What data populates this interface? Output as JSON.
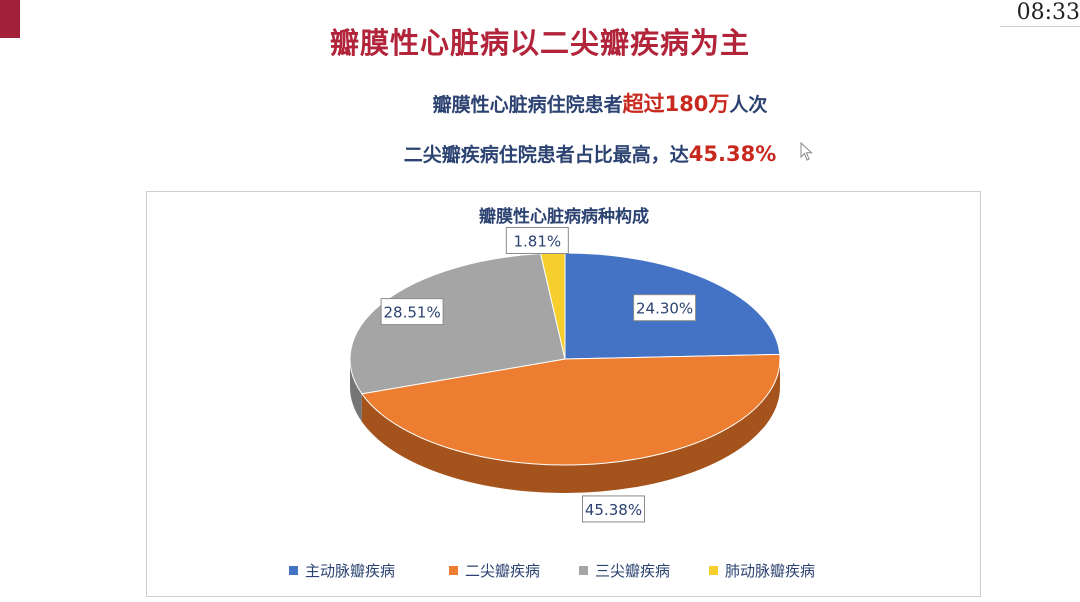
{
  "clock": "08:33",
  "slide": {
    "title": "瓣膜性心脏病以二尖瓣疾病为主",
    "line1_prefix": "瓣膜性心脏病住院患者",
    "line1_highlight": "超过180万",
    "line1_suffix": "人次",
    "line2_prefix": "二尖瓣疾病住院患者占比最高，达",
    "line2_highlight": "45.38%"
  },
  "colors": {
    "title": "#b2243a",
    "subtitle": "#2c4372",
    "highlight": "#c8281e",
    "accent_square": "#a3203a"
  },
  "chart_data": {
    "type": "pie",
    "style": "3d",
    "title": "瓣膜性心脏病病种构成",
    "legend_position": "bottom",
    "slices": [
      {
        "name": "主动脉瓣疾病",
        "value": 24.3,
        "label": "24.30%",
        "color": "#4472c4",
        "side": "#2e5596"
      },
      {
        "name": "二尖瓣疾病",
        "value": 45.38,
        "label": "45.38%",
        "color": "#ed7d31",
        "side": "#a4531c"
      },
      {
        "name": "三尖瓣疾病",
        "value": 28.51,
        "label": "28.51%",
        "color": "#a5a5a5",
        "side": "#757575"
      },
      {
        "name": "肺动脉瓣疾病",
        "value": 1.81,
        "label": "1.81%",
        "color": "#f6cf2c",
        "side": "#b89610"
      }
    ]
  }
}
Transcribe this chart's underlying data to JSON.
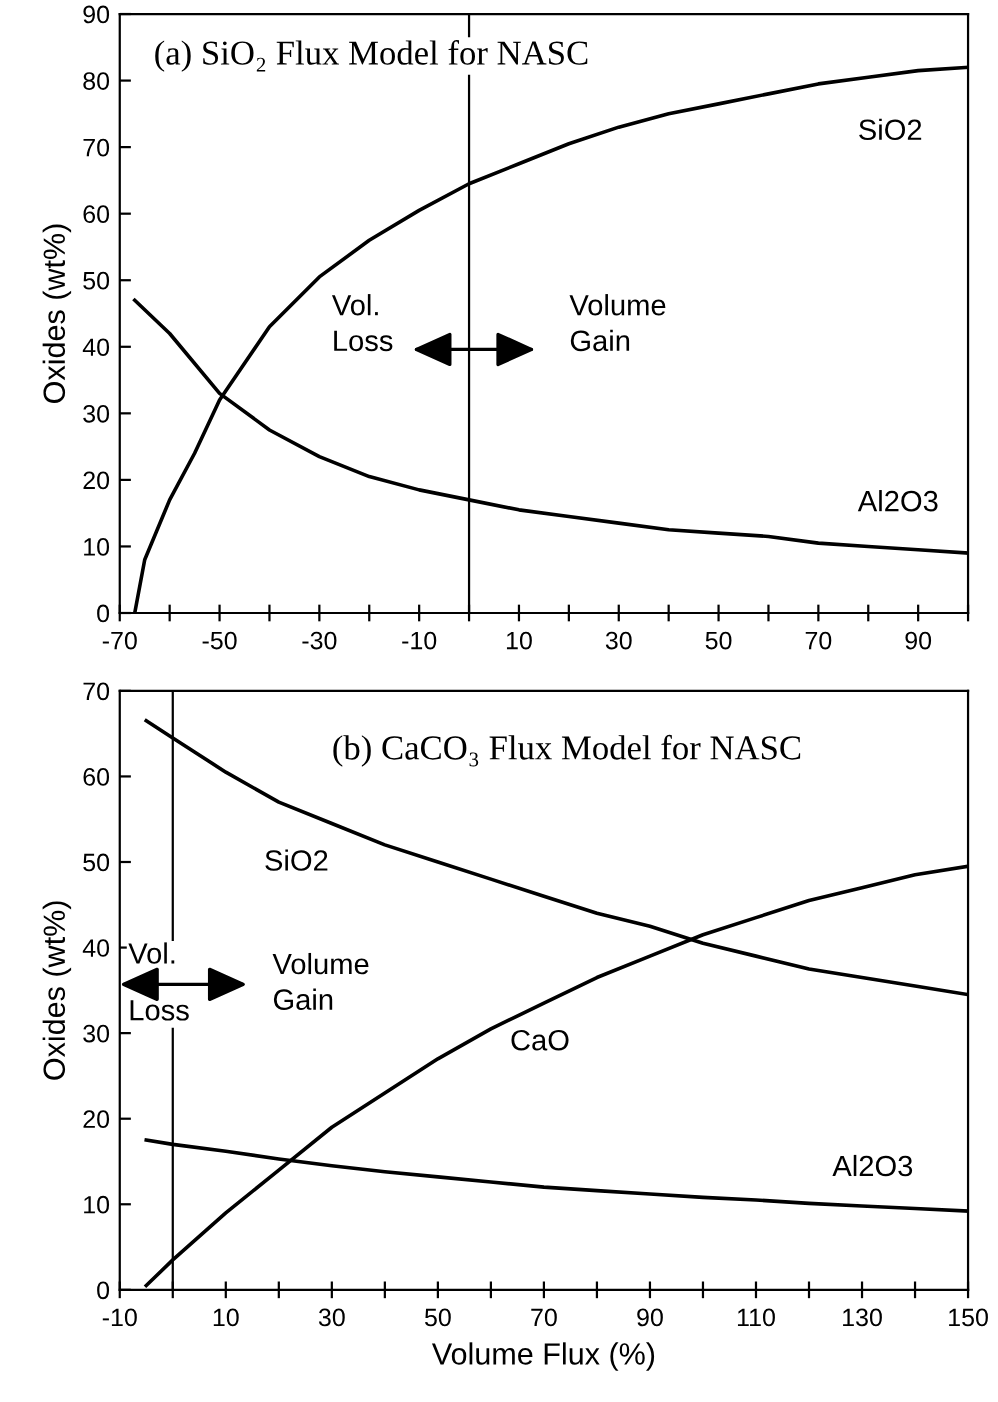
{
  "chart_data": [
    {
      "type": "line",
      "title": "(a) SiO₂ Flux Model for NASC",
      "ylabel": "Oxides (wt%)",
      "annotations": [
        "Vol.\nLoss",
        "Volume\nGain"
      ],
      "series": [
        {
          "name": "SiO2",
          "color": "#000000",
          "x": [
            -67,
            -65,
            -60,
            -55,
            -50,
            -40,
            -30,
            -20,
            -10,
            0,
            10,
            20,
            30,
            40,
            50,
            60,
            70,
            80,
            90,
            100
          ],
          "values": [
            0,
            8,
            17,
            24,
            32,
            43,
            50.5,
            56,
            60.5,
            64.5,
            67.5,
            70.5,
            73,
            75,
            76.5,
            78,
            79.5,
            80.5,
            81.5,
            82
          ]
        },
        {
          "name": "Al2O3",
          "color": "#000000",
          "x": [
            -67,
            -60,
            -50,
            -40,
            -30,
            -20,
            -10,
            0,
            10,
            20,
            30,
            40,
            50,
            60,
            70,
            80,
            90,
            100
          ],
          "values": [
            47,
            42,
            33,
            27.5,
            23.5,
            20.5,
            18.5,
            17,
            15.5,
            14.5,
            13.5,
            12.5,
            12,
            11.5,
            10.5,
            10,
            9.5,
            9
          ]
        }
      ],
      "xlim": [
        -70,
        100
      ],
      "xticks": [
        -70,
        {
          "value": -60,
          "label": null
        },
        -50,
        {
          "value": -40,
          "label": null
        },
        -30,
        {
          "value": -20,
          "label": null
        },
        -10,
        {
          "value": 0,
          "label": null
        },
        10,
        {
          "value": 20,
          "label": null
        },
        30,
        {
          "value": 40,
          "label": null
        },
        50,
        {
          "value": 60,
          "label": null
        },
        70,
        {
          "value": 80,
          "label": null
        },
        90,
        {
          "value": 100,
          "label": null
        }
      ],
      "ylim": [
        0,
        90
      ],
      "yticks": [
        0,
        10,
        20,
        30,
        40,
        50,
        60,
        70,
        80,
        90
      ],
      "ref_lines": [
        {
          "axis": "x",
          "value": 0,
          "color": "#000000"
        }
      ],
      "grid": false,
      "legend": false,
      "line_style": "solid",
      "marker": "none"
    },
    {
      "type": "line",
      "title": "(b) CaCO₃ Flux Model for NASC",
      "xlabel": "Volume Flux (%)",
      "ylabel": "Oxides (wt%)",
      "annotations": [
        "Vol.\nLoss",
        "Volume\nGain"
      ],
      "series": [
        {
          "name": "SiO2",
          "color": "#000000",
          "x": [
            -5,
            0,
            10,
            20,
            30,
            40,
            50,
            60,
            70,
            80,
            90,
            100,
            110,
            120,
            130,
            140,
            150
          ],
          "values": [
            66.5,
            64.5,
            60.5,
            57,
            54.5,
            52,
            50,
            48,
            46,
            44,
            42.5,
            40.5,
            39,
            37.5,
            36.5,
            35.5,
            34.5
          ]
        },
        {
          "name": "CaO",
          "color": "#000000",
          "x": [
            -5,
            0,
            10,
            20,
            30,
            40,
            50,
            60,
            70,
            80,
            90,
            100,
            110,
            120,
            130,
            140,
            150
          ],
          "values": [
            0.5,
            3.5,
            9,
            14,
            19,
            23,
            27,
            30.5,
            33.5,
            36.5,
            39,
            41.5,
            43.5,
            45.5,
            47,
            48.5,
            49.5
          ]
        },
        {
          "name": "Al2O3",
          "color": "#000000",
          "x": [
            -5,
            0,
            10,
            20,
            30,
            40,
            50,
            60,
            70,
            80,
            90,
            100,
            110,
            120,
            130,
            140,
            150
          ],
          "values": [
            17.5,
            17,
            16.2,
            15.3,
            14.5,
            13.8,
            13.2,
            12.6,
            12,
            11.6,
            11.2,
            10.8,
            10.5,
            10.1,
            9.8,
            9.5,
            9.2
          ]
        }
      ],
      "xlim": [
        -10,
        150
      ],
      "xticks": [
        -10,
        {
          "value": 0,
          "label": null
        },
        10,
        {
          "value": 20,
          "label": null
        },
        30,
        {
          "value": 40,
          "label": null
        },
        50,
        {
          "value": 60,
          "label": null
        },
        70,
        {
          "value": 80,
          "label": null
        },
        90,
        {
          "value": 100,
          "label": null
        },
        110,
        {
          "value": 120,
          "label": null
        },
        130,
        {
          "value": 140,
          "label": null
        },
        150
      ],
      "ylim": [
        0,
        70
      ],
      "yticks": [
        0,
        10,
        20,
        30,
        40,
        50,
        60,
        70
      ],
      "ref_lines": [
        {
          "axis": "x",
          "value": 0,
          "color": "#000000"
        }
      ],
      "grid": false,
      "legend": false,
      "line_style": "solid",
      "marker": "none"
    }
  ]
}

◆ Requirement ◆
Repeat the material above in full and exactly, omitting the pictures.

◆ The response ◆
What data populates this interface? Output as JSON.
{
  "clock": "08:33",
  "slide": {
    "title": "瓣膜性心脏病以二尖瓣疾病为主",
    "line1_prefix": "瓣膜性心脏病住院患者",
    "line1_highlight": "超过180万",
    "line1_suffix": "人次",
    "line2_prefix": "二尖瓣疾病住院患者占比最高，达",
    "line2_highlight": "45.38%"
  },
  "colors": {
    "title": "#b2243a",
    "subtitle": "#2c4372",
    "highlight": "#c8281e",
    "accent_square": "#a3203a"
  },
  "chart_data": {
    "type": "pie",
    "style": "3d",
    "title": "瓣膜性心脏病病种构成",
    "legend_position": "bottom",
    "slices": [
      {
        "name": "主动脉瓣疾病",
        "value": 24.3,
        "label": "24.30%",
        "color": "#4472c4",
        "side": "#2e5596"
      },
      {
        "name": "二尖瓣疾病",
        "value": 45.38,
        "label": "45.38%",
        "color": "#ed7d31",
        "side": "#a4531c"
      },
      {
        "name": "三尖瓣疾病",
        "value": 28.51,
        "label": "28.51%",
        "color": "#a5a5a5",
        "side": "#757575"
      },
      {
        "name": "肺动脉瓣疾病",
        "value": 1.81,
        "label": "1.81%",
        "color": "#f6cf2c",
        "side": "#b89610"
      }
    ]
  }
}
Transcribe this chart's underlying data to JSON.
{
  "chart_data": [
    {
      "type": "line",
      "title": "(a) SiO₂ Flux Model for NASC",
      "ylabel": "Oxides (wt%)",
      "annotations": [
        "Vol.\nLoss",
        "Volume\nGain"
      ],
      "series": [
        {
          "name": "SiO2",
          "color": "#000000",
          "x": [
            -67,
            -65,
            -60,
            -55,
            -50,
            -40,
            -30,
            -20,
            -10,
            0,
            10,
            20,
            30,
            40,
            50,
            60,
            70,
            80,
            90,
            100
          ],
          "values": [
            0,
            8,
            17,
            24,
            32,
            43,
            50.5,
            56,
            60.5,
            64.5,
            67.5,
            70.5,
            73,
            75,
            76.5,
            78,
            79.5,
            80.5,
            81.5,
            82
          ]
        },
        {
          "name": "Al2O3",
          "color": "#000000",
          "x": [
            -67,
            -60,
            -50,
            -40,
            -30,
            -20,
            -10,
            0,
            10,
            20,
            30,
            40,
            50,
            60,
            70,
            80,
            90,
            100
          ],
          "values": [
            47,
            42,
            33,
            27.5,
            23.5,
            20.5,
            18.5,
            17,
            15.5,
            14.5,
            13.5,
            12.5,
            12,
            11.5,
            10.5,
            10,
            9.5,
            9
          ]
        }
      ],
      "xlim": [
        -70,
        100
      ],
      "xticks": [
        -70,
        {
          "value": -60,
          "label": null
        },
        -50,
        {
          "value": -40,
          "label": null
        },
        -30,
        {
          "value": -20,
          "label": null
        },
        -10,
        {
          "value": 0,
          "label": null
        },
        10,
        {
          "value": 20,
          "label": null
        },
        30,
        {
          "value": 40,
          "label": null
        },
        50,
        {
          "value": 60,
          "label": null
        },
        70,
        {
          "value": 80,
          "label": null
        },
        90,
        {
          "value": 100,
          "label": null
        }
      ],
      "ylim": [
        0,
        90
      ],
      "yticks": [
        0,
        10,
        20,
        30,
        40,
        50,
        60,
        70,
        80,
        90
      ],
      "ref_lines": [
        {
          "axis": "x",
          "value": 0,
          "color": "#000000"
        }
      ],
      "grid": false,
      "legend": false,
      "line_style": "solid",
      "marker": "none"
    },
    {
      "type": "line",
      "title": "(b) CaCO₃ Flux Model for NASC",
      "xlabel": "Volume Flux (%)",
      "ylabel": "Oxides (wt%)",
      "annotations": [
        "Vol.\nLoss",
        "Volume\nGain"
      ],
      "series": [
        {
          "name": "SiO2",
          "color": "#000000",
          "x": [
            -5,
            0,
            10,
            20,
            30,
            40,
            50,
            60,
            70,
            80,
            90,
            100,
            110,
            120,
            130,
            140,
            150
          ],
          "values": [
            66.5,
            64.5,
            60.5,
            57,
            54.5,
            52,
            50,
            48,
            46,
            44,
            42.5,
            40.5,
            39,
            37.5,
            36.5,
            35.5,
            34.5
          ]
        },
        {
          "name": "CaO",
          "color": "#000000",
          "x": [
            -5,
            0,
            10,
            20,
            30,
            40,
            50,
            60,
            70,
            80,
            90,
            100,
            110,
            120,
            130,
            140,
            150
          ],
          "values": [
            0.5,
            3.5,
            9,
            14,
            19,
            23,
            27,
            30.5,
            33.5,
            36.5,
            39,
            41.5,
            43.5,
            45.5,
            47,
            48.5,
            49.5
          ]
        },
        {
          "name": "Al2O3",
          "color": "#000000",
          "x": [
            -5,
            0,
            10,
            20,
            30,
            40,
            50,
            60,
            70,
            80,
            90,
            100,
            110,
            120,
            130,
            140,
            150
          ],
          "values": [
            17.5,
            17,
            16.2,
            15.3,
            14.5,
            13.8,
            13.2,
            12.6,
            12,
            11.6,
            11.2,
            10.8,
            10.5,
            10.1,
            9.8,
            9.5,
            9.2
          ]
        }
      ],
      "xlim": [
        -10,
        150
      ],
      "xticks": [
        -10,
        {
          "value": 0,
          "label": null
        },
        10,
        {
          "value": 20,
          "label": null
        },
        30,
        {
          "value": 40,
          "label": null
        },
        50,
        {
          "value": 60,
          "label": null
        },
        70,
        {
          "value": 80,
          "label": null
        },
        90,
        {
          "value": 100,
          "label": null
        },
        110,
        {
          "value": 120,
          "label": null
        },
        130,
        {
          "value": 140,
          "label": null
        },
        150
      ],
      "ylim": [
        0,
        70
      ],
      "yticks": [
        0,
        10,
        20,
        30,
        40,
        50,
        60,
        70
      ],
      "ref_lines": [
        {
          "axis": "x",
          "value": 0,
          "color": "#000000"
        }
      ],
      "grid": false,
      "legend": false,
      "line_style": "solid",
      "marker": "none"
    }
  ]
}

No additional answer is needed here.